▶ Request:
Using the material that follows, identify and copy each line with the string "Spread".

▶ The input:
--- Start ---

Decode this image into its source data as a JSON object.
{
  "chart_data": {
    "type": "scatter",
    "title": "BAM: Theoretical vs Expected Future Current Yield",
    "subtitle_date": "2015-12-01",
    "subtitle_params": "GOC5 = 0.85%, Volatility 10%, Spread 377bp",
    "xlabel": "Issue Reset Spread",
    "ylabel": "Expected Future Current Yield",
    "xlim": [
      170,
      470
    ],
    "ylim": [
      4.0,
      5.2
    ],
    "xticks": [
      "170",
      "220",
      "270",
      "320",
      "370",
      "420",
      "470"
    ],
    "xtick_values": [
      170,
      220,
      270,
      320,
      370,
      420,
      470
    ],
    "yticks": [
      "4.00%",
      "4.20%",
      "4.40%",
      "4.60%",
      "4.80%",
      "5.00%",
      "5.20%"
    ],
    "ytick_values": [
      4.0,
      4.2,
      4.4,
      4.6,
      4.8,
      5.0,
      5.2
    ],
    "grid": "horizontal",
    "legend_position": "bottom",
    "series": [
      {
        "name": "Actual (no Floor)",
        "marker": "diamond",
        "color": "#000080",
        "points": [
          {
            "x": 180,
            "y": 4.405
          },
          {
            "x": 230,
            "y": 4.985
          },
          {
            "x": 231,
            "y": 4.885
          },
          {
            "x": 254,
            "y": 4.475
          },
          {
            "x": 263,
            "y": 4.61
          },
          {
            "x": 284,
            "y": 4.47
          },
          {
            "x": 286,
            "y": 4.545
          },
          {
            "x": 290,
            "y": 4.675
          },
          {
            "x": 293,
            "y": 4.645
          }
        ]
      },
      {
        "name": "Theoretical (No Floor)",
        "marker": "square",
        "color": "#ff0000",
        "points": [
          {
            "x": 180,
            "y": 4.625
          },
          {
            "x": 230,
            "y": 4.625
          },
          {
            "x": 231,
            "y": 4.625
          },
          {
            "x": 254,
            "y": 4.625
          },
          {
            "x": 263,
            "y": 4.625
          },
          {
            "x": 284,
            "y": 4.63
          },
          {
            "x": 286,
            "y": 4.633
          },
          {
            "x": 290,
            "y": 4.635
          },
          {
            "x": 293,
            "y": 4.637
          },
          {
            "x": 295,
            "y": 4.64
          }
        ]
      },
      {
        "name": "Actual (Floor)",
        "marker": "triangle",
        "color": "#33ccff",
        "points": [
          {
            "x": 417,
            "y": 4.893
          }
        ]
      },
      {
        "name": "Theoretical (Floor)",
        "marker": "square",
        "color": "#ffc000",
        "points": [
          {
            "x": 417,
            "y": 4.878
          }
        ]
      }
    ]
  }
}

--- End ---
--- Start ---

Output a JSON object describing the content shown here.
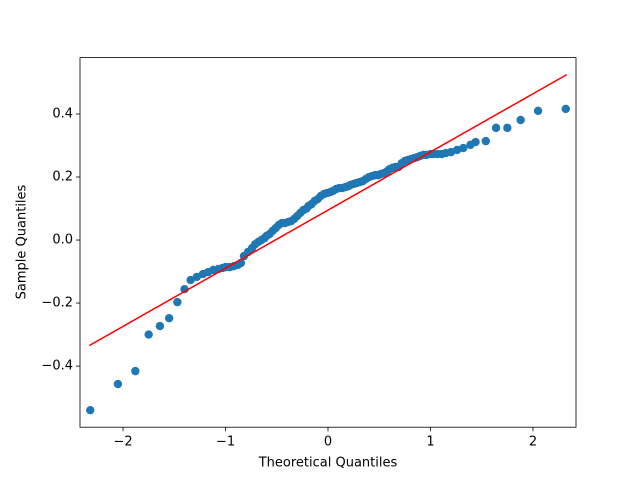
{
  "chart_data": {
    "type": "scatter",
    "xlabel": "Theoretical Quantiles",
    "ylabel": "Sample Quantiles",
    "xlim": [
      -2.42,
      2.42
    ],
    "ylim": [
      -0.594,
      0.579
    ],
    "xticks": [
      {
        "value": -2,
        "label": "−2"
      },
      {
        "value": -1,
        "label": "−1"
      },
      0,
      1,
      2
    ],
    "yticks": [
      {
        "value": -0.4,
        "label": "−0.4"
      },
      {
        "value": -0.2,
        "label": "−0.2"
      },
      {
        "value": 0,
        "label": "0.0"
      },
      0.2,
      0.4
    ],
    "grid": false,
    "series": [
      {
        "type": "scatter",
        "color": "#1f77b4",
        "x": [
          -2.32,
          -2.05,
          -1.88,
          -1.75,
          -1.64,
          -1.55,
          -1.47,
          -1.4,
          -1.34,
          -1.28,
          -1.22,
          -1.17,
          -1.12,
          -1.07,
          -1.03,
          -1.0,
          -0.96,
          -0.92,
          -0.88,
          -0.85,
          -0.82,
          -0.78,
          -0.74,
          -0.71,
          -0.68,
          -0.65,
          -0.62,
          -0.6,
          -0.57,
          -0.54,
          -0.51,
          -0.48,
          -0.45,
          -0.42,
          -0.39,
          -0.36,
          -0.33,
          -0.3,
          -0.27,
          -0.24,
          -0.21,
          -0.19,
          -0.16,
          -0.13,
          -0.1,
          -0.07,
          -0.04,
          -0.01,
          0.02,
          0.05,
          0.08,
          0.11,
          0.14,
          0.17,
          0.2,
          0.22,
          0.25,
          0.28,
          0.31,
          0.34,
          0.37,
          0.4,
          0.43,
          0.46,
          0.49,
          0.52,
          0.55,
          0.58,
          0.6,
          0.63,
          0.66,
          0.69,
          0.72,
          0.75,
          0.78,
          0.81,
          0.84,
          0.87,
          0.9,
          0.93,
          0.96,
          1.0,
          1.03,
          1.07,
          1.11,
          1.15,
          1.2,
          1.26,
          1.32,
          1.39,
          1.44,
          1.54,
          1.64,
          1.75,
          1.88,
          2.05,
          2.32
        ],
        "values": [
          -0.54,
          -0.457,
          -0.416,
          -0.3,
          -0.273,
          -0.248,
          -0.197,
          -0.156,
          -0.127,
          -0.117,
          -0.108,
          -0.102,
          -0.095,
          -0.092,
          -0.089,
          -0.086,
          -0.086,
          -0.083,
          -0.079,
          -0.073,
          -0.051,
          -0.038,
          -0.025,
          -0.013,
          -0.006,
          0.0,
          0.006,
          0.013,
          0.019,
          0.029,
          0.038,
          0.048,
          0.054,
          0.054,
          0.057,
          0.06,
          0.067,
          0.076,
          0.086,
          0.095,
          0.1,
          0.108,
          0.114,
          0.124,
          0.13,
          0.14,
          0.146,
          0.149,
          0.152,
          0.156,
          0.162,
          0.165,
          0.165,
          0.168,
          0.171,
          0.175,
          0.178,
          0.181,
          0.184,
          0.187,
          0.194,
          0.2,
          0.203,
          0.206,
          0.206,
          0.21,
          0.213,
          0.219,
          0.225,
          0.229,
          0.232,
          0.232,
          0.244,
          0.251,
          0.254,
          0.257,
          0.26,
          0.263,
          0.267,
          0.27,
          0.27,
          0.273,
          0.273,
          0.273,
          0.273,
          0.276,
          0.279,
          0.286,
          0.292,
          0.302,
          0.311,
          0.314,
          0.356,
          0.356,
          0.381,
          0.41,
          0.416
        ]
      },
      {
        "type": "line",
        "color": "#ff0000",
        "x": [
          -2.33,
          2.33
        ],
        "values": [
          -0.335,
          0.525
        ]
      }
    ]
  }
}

--- End ---

▶ Result for this exercise:
    "subtitle_params": "GOC5 = 0.85%, Volatility 10%, Spread 377bp",
    "xlabel": "Issue Reset Spread",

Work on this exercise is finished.